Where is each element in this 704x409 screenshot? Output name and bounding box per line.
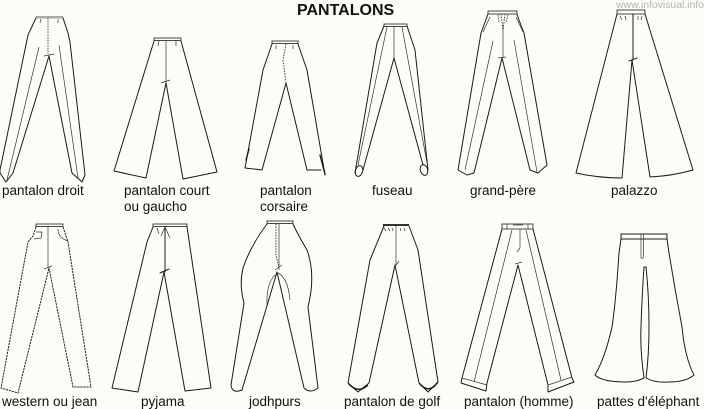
garment: fuseau bbox=[354, 24, 429, 198]
garment: pantalon droit bbox=[0, 16, 85, 198]
garment: pantalon corsaire: corsaire bbox=[260, 199, 308, 214]
garment: grand-père: grand-père bbox=[470, 183, 536, 198]
garment: pantalon court ou gaucho: pantalon court bbox=[124, 183, 210, 198]
garment: pattes d'éléphant bbox=[595, 234, 700, 409]
garment: jodhpurs: jodhpurs bbox=[248, 394, 301, 409]
garment: pantalon de golf bbox=[344, 224, 440, 409]
garment: pantalon (homme) bbox=[461, 224, 574, 409]
garment: fuseau: fuseau bbox=[372, 183, 413, 198]
garment: pantalon droit: pantalon droit bbox=[2, 183, 84, 198]
garment: western ou jean: western ou jean bbox=[1, 394, 97, 409]
garment: western ou jean bbox=[1, 224, 97, 409]
garment: grand-père bbox=[458, 11, 547, 198]
garment: pyjama bbox=[112, 224, 211, 409]
garment: palazzo: palazzo bbox=[611, 183, 658, 198]
garment: pantalon corsaire: pantalon bbox=[260, 183, 312, 198]
garment: pantalon court ou gaucho bbox=[114, 38, 217, 214]
garment: pyjama: pyjama bbox=[141, 394, 185, 409]
garment: pattes d'éléphant: pattes d'éléphant bbox=[597, 394, 700, 409]
garment: pantalon court ou gaucho: ou gaucho bbox=[124, 199, 187, 214]
title: PANTALONS bbox=[297, 2, 395, 19]
garment: jodhpurs bbox=[231, 221, 318, 409]
garment: palazzo bbox=[576, 10, 693, 198]
garment: pantalon (homme): pantalon (homme) bbox=[464, 394, 574, 409]
garment: pantalon de golf: pantalon de golf bbox=[344, 394, 440, 409]
garment: pantalon corsaire bbox=[245, 41, 325, 214]
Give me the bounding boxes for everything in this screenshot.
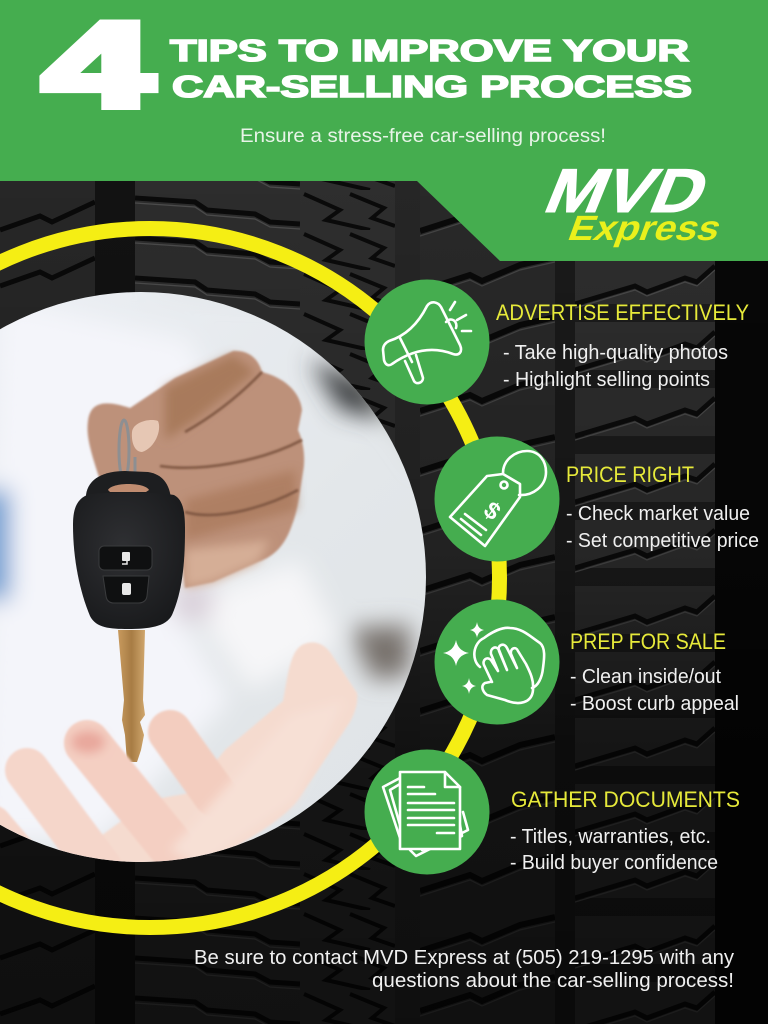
upper hand (88, 351, 304, 588)
title: TIPS TO IMPROVE YOUR (170, 33, 689, 68)
bullet list: - Take high-quality photos (503, 342, 728, 364)
icon: price tag: $ (478, 496, 506, 526)
bullet list (510, 826, 718, 874)
bullet list (570, 666, 739, 715)
logo: MVD Express: Express (563, 208, 728, 248)
bullet list: - Build buyer confidence (510, 852, 718, 874)
step 3: prep for sale (434, 600, 739, 724)
logo: MVD Express (536, 156, 728, 248)
title (170, 33, 692, 104)
logo: MVD Express: MVD (536, 156, 720, 225)
key blade (118, 630, 145, 762)
key fob (73, 471, 185, 629)
background blur shapes (0, 290, 426, 840)
subtitle: Ensure a stress-free car-selling process! (240, 125, 606, 147)
heading: PRICE RIGHT (566, 462, 694, 487)
step 2: price right (434, 436, 759, 562)
key ring (119, 420, 135, 480)
footer contact note: questions about the car-selling process! (372, 970, 734, 992)
footer contact note: Be sure to contact MVD Express at (505) 219-1295 with any (194, 947, 734, 969)
bullet list: - Clean inside/out (570, 666, 721, 688)
icon: cleaning hand with sparkles (434, 600, 560, 724)
bullet list: - Check market value (566, 503, 750, 525)
heading: GATHER DOCUMENTS (511, 787, 740, 812)
bullet list: - Set competitive price (566, 530, 759, 552)
green header banner (0, 0, 768, 261)
heading: PREP FOR SALE (570, 629, 726, 654)
icon: price tag (434, 436, 560, 562)
bullet list: - Highlight selling points (503, 369, 710, 391)
icon: documents (364, 750, 490, 874)
heading: ADVERTISE EFFECTIVELY (496, 300, 749, 325)
icon: megaphone (364, 280, 490, 404)
bullet list (503, 342, 728, 391)
bullet list: - Titles, warranties, etc. (510, 826, 711, 848)
bullet list (566, 503, 759, 552)
bullet list: - Boost curb appeal (570, 693, 739, 715)
photo: key handover (0, 290, 430, 870)
step 4: gather documents (364, 750, 740, 874)
lower hand (0, 642, 357, 870)
step 1: advertise effectively (364, 280, 749, 404)
fob buttons (99, 546, 152, 603)
yellow ring (0, 228, 500, 928)
footer contact note (194, 947, 734, 992)
title: CAR-SELLING PROCESS (172, 69, 692, 104)
big number 4: 4 (43, 0, 153, 132)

• [GOAL OF THE EXERCISE] Print these lines again word for word, leaving out the pictures.

• [CORRECT RESPONSE]
Where is each element in this 704x409 screenshot? Output name and bounding box per line.
garment: fuseau bbox=[354, 24, 429, 198]
garment: pantalon droit bbox=[0, 16, 85, 198]
garment: pantalon corsaire: corsaire bbox=[260, 199, 308, 214]
garment: grand-père: grand-père bbox=[470, 183, 536, 198]
garment: pantalon court ou gaucho: pantalon court bbox=[124, 183, 210, 198]
garment: pattes d'éléphant bbox=[595, 234, 700, 409]
garment: jodhpurs: jodhpurs bbox=[248, 394, 301, 409]
garment: pantalon de golf bbox=[344, 224, 440, 409]
garment: pantalon (homme) bbox=[461, 224, 574, 409]
garment: fuseau: fuseau bbox=[372, 183, 413, 198]
garment: pantalon droit: pantalon droit bbox=[2, 183, 84, 198]
garment: western ou jean: western ou jean bbox=[1, 394, 97, 409]
garment: western ou jean bbox=[1, 224, 97, 409]
garment: grand-père bbox=[458, 11, 547, 198]
garment: pyjama bbox=[112, 224, 211, 409]
garment: palazzo: palazzo bbox=[611, 183, 658, 198]
garment: pantalon corsaire: pantalon bbox=[260, 183, 312, 198]
garment: pantalon court ou gaucho bbox=[114, 38, 217, 214]
garment: pyjama: pyjama bbox=[141, 394, 185, 409]
garment: pattes d'éléphant: pattes d'éléphant bbox=[597, 394, 700, 409]
garment: pantalon court ou gaucho: ou gaucho bbox=[124, 199, 187, 214]
title: PANTALONS bbox=[297, 2, 395, 19]
garment: jodhpurs bbox=[231, 221, 318, 409]
garment: palazzo bbox=[576, 10, 693, 198]
garment: pantalon (homme): pantalon (homme) bbox=[464, 394, 574, 409]
garment: pantalon de golf: pantalon de golf bbox=[344, 394, 440, 409]
garment: pantalon corsaire bbox=[245, 41, 325, 214]
Give me the bounding boxes for everything in this screenshot.
upper hand (88, 351, 304, 588)
title: TIPS TO IMPROVE YOUR (170, 33, 689, 68)
bullet list: - Take high-quality photos (503, 342, 728, 364)
icon: price tag: $ (478, 496, 506, 526)
bullet list (510, 826, 718, 874)
bullet list (570, 666, 739, 715)
logo: MVD Express: Express (563, 208, 728, 248)
bullet list: - Build buyer confidence (510, 852, 718, 874)
step 3: prep for sale (434, 600, 739, 724)
logo: MVD Express (536, 156, 728, 248)
title (170, 33, 692, 104)
logo: MVD Express: MVD (536, 156, 720, 225)
key blade (118, 630, 145, 762)
key fob (73, 471, 185, 629)
background blur shapes (0, 290, 426, 840)
subtitle: Ensure a stress-free car-selling process! (240, 125, 606, 147)
heading: PRICE RIGHT (566, 462, 694, 487)
step 2: price right (434, 436, 759, 562)
key ring (119, 420, 135, 480)
footer contact note: questions about the car-selling process! (372, 970, 734, 992)
footer contact note: Be sure to contact MVD Express at (505) 219-1295 with any (194, 947, 734, 969)
bullet list: - Clean inside/out (570, 666, 721, 688)
icon: cleaning hand with sparkles (434, 600, 560, 724)
bullet list: - Check market value (566, 503, 750, 525)
heading: GATHER DOCUMENTS (511, 787, 740, 812)
bullet list: - Set competitive price (566, 530, 759, 552)
green header banner (0, 0, 768, 261)
heading: PREP FOR SALE (570, 629, 726, 654)
icon: price tag (434, 436, 560, 562)
bullet list: - Highlight selling points (503, 369, 710, 391)
icon: documents (364, 750, 490, 874)
heading: ADVERTISE EFFECTIVELY (496, 300, 749, 325)
icon: megaphone (364, 280, 490, 404)
bullet list (503, 342, 728, 391)
bullet list: - Titles, warranties, etc. (510, 826, 711, 848)
bullet list (566, 503, 759, 552)
bullet list: - Boost curb appeal (570, 693, 739, 715)
photo: key handover (0, 290, 430, 870)
step 4: gather documents (364, 750, 740, 874)
lower hand (0, 642, 357, 870)
step 1: advertise effectively (364, 280, 749, 404)
fob buttons (99, 546, 152, 603)
yellow ring (0, 228, 500, 928)
footer contact note (194, 947, 734, 992)
title: CAR-SELLING PROCESS (172, 69, 692, 104)
big number 4: 4 (43, 0, 153, 132)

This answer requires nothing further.